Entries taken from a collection
-- Begin --

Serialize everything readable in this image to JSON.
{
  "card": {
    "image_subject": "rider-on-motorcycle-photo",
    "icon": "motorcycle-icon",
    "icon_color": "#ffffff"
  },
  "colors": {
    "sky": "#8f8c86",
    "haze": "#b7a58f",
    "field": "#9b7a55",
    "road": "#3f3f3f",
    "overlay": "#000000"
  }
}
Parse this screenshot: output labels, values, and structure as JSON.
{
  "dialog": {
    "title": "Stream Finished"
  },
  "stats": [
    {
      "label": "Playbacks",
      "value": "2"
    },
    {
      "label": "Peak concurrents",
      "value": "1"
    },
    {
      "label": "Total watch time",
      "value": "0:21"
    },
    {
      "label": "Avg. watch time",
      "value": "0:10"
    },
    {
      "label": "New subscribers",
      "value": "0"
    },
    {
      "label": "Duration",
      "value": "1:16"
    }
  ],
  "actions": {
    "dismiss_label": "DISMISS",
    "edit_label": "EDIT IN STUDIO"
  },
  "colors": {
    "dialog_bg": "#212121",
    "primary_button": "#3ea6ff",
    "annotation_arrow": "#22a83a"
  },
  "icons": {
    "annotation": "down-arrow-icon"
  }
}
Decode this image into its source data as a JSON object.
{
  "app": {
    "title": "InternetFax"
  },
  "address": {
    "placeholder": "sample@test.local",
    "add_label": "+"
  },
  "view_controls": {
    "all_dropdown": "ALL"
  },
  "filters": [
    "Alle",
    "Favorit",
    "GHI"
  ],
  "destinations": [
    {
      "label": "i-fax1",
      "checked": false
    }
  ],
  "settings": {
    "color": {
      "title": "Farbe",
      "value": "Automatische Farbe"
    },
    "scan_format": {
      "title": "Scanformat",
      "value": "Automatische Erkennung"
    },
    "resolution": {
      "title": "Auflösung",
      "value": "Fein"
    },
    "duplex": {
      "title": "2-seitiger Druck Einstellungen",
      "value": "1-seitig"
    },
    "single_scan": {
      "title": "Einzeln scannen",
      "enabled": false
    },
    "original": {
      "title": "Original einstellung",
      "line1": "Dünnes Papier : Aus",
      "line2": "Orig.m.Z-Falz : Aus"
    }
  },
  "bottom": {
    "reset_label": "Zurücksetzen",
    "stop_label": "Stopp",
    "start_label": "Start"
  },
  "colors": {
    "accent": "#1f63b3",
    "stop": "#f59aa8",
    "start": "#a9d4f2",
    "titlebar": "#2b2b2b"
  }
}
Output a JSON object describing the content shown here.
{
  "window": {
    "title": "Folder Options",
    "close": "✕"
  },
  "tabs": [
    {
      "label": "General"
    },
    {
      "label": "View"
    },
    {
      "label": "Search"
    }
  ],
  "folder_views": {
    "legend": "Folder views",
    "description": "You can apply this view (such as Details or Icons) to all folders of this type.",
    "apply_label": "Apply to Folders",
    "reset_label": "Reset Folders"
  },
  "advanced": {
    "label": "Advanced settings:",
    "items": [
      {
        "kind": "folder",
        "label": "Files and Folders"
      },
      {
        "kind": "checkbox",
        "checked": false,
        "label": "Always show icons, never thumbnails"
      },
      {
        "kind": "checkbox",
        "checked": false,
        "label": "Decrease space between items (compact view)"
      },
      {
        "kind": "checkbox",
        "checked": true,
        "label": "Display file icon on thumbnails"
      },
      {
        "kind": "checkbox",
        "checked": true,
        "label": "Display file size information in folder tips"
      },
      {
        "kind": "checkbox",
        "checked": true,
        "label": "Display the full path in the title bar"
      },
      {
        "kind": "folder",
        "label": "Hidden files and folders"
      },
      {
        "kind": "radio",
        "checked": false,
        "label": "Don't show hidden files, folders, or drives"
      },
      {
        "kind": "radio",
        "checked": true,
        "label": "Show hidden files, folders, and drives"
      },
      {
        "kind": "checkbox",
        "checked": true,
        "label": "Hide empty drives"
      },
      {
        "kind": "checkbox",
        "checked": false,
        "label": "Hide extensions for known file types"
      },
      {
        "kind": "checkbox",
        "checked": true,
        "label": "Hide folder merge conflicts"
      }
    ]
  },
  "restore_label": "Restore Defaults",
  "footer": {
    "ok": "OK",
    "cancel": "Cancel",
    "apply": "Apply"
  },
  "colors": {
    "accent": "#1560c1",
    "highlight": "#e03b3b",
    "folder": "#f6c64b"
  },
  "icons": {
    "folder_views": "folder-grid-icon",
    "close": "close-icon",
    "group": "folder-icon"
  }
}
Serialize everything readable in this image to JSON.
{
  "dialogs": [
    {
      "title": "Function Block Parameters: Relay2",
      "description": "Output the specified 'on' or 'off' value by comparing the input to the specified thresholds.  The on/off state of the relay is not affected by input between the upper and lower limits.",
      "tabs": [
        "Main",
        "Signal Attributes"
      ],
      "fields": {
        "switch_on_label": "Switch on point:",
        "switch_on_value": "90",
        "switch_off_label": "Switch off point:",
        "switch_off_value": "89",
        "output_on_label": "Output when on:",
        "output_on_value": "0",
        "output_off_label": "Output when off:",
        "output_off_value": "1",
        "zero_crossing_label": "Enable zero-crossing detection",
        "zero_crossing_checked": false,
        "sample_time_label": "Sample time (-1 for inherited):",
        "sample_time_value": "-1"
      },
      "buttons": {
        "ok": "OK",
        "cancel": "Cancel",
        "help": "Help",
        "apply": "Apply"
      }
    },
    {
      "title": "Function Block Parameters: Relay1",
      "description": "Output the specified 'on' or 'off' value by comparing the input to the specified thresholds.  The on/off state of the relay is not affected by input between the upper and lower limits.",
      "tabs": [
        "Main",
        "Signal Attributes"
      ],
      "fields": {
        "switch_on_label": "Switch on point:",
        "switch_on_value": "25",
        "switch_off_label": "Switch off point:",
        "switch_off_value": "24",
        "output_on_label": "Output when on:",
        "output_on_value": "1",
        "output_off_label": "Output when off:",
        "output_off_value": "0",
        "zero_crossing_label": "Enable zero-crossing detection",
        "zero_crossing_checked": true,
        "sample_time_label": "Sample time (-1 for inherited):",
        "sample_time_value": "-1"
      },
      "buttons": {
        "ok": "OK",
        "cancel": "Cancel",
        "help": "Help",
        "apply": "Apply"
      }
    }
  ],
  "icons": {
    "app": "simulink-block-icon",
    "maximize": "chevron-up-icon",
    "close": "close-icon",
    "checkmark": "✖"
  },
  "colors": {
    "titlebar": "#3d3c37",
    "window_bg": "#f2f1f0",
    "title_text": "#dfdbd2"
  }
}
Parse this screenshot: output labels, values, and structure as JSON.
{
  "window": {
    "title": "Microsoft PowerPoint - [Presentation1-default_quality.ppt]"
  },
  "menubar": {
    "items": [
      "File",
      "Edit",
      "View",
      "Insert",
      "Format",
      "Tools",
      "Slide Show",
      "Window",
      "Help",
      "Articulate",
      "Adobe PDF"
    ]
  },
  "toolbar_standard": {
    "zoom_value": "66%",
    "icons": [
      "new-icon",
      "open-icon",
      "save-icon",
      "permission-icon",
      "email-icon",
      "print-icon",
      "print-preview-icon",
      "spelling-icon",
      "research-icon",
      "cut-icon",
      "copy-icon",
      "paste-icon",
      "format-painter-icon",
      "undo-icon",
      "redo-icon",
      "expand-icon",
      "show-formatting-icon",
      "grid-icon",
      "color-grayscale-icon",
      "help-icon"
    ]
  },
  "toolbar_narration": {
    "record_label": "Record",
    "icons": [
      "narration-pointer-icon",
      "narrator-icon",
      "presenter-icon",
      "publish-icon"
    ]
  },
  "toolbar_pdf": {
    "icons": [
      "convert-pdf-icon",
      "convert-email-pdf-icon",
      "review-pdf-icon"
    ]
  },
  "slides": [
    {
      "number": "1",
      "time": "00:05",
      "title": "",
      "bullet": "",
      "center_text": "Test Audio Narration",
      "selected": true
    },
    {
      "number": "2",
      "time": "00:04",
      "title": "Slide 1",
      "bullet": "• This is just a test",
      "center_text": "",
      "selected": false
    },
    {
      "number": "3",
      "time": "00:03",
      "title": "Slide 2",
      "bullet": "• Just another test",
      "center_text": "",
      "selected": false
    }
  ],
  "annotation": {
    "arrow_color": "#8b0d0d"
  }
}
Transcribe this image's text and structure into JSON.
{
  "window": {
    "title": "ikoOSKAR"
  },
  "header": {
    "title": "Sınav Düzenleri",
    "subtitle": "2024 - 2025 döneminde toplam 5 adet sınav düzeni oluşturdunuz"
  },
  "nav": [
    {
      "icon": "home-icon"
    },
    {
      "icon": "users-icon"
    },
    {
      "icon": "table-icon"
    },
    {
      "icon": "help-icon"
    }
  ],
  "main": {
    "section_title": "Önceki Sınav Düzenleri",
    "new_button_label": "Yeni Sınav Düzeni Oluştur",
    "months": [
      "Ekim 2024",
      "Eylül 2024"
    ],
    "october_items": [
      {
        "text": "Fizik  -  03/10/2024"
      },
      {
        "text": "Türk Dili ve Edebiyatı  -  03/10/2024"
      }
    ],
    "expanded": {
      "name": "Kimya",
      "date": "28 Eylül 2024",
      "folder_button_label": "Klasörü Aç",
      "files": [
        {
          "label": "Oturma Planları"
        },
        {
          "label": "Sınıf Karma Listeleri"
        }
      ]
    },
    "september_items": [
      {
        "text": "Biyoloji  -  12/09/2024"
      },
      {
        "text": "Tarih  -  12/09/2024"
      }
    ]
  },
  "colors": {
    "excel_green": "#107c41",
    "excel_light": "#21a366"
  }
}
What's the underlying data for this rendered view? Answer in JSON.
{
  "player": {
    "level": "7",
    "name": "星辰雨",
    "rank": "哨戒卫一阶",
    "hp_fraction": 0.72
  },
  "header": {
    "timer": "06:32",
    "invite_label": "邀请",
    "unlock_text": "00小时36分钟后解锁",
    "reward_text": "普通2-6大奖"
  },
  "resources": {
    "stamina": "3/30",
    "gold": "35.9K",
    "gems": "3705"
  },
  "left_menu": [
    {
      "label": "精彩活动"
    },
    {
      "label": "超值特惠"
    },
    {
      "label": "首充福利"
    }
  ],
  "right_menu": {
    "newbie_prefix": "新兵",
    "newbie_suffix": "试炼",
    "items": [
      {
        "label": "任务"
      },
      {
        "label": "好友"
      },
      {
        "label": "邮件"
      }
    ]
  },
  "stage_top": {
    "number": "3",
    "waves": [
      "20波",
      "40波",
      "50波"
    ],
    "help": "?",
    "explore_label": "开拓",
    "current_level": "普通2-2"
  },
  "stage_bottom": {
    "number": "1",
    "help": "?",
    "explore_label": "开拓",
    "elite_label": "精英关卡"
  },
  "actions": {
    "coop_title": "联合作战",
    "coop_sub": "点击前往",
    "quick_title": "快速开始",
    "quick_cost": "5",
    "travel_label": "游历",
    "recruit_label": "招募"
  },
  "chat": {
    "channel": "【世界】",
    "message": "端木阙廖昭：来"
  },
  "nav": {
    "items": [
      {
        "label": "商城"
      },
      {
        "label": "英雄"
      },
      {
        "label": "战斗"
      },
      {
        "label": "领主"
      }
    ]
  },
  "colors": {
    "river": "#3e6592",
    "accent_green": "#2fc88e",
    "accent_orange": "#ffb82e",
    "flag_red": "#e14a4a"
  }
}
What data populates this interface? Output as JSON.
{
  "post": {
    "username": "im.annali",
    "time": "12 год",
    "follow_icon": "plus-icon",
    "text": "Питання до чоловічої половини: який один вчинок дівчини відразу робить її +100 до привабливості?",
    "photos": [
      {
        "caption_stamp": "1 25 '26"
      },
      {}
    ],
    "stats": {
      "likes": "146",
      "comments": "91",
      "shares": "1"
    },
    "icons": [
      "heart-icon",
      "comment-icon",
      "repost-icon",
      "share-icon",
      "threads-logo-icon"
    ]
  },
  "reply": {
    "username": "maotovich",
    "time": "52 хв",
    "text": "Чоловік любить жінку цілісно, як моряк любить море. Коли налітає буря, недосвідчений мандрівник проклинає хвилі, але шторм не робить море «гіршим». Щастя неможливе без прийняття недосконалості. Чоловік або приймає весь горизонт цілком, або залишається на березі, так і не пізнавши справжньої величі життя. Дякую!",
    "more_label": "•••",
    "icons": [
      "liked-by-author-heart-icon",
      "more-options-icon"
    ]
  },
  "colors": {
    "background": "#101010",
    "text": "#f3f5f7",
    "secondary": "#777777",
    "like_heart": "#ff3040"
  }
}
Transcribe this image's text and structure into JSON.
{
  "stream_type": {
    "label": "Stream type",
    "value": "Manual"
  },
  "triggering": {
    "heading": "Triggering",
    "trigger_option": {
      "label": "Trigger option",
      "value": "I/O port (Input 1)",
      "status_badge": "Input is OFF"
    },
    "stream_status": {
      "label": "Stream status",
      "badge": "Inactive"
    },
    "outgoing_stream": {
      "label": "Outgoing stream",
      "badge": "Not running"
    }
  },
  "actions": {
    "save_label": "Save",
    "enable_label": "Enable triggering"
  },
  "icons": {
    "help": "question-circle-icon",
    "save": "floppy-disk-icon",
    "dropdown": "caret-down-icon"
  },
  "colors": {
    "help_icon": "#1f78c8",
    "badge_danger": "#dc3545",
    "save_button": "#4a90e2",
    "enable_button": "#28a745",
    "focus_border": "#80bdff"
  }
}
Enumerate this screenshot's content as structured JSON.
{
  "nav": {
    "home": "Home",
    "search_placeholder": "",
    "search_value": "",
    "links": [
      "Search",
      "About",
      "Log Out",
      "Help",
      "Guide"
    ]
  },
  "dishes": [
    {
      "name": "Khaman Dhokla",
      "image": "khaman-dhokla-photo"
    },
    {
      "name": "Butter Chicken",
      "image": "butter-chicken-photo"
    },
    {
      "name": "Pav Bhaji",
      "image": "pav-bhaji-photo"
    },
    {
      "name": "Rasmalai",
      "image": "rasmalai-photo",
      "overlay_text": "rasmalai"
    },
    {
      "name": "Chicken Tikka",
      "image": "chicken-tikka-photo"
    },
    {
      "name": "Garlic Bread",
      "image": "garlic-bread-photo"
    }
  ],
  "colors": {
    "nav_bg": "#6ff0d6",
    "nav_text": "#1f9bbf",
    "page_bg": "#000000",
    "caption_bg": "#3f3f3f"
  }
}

-- End --

--- WHAT THE EXERCISE ASKS ---
A single figure is required: the number of lines above in which the word "grid" occurs.

--- OUTPUT ---
2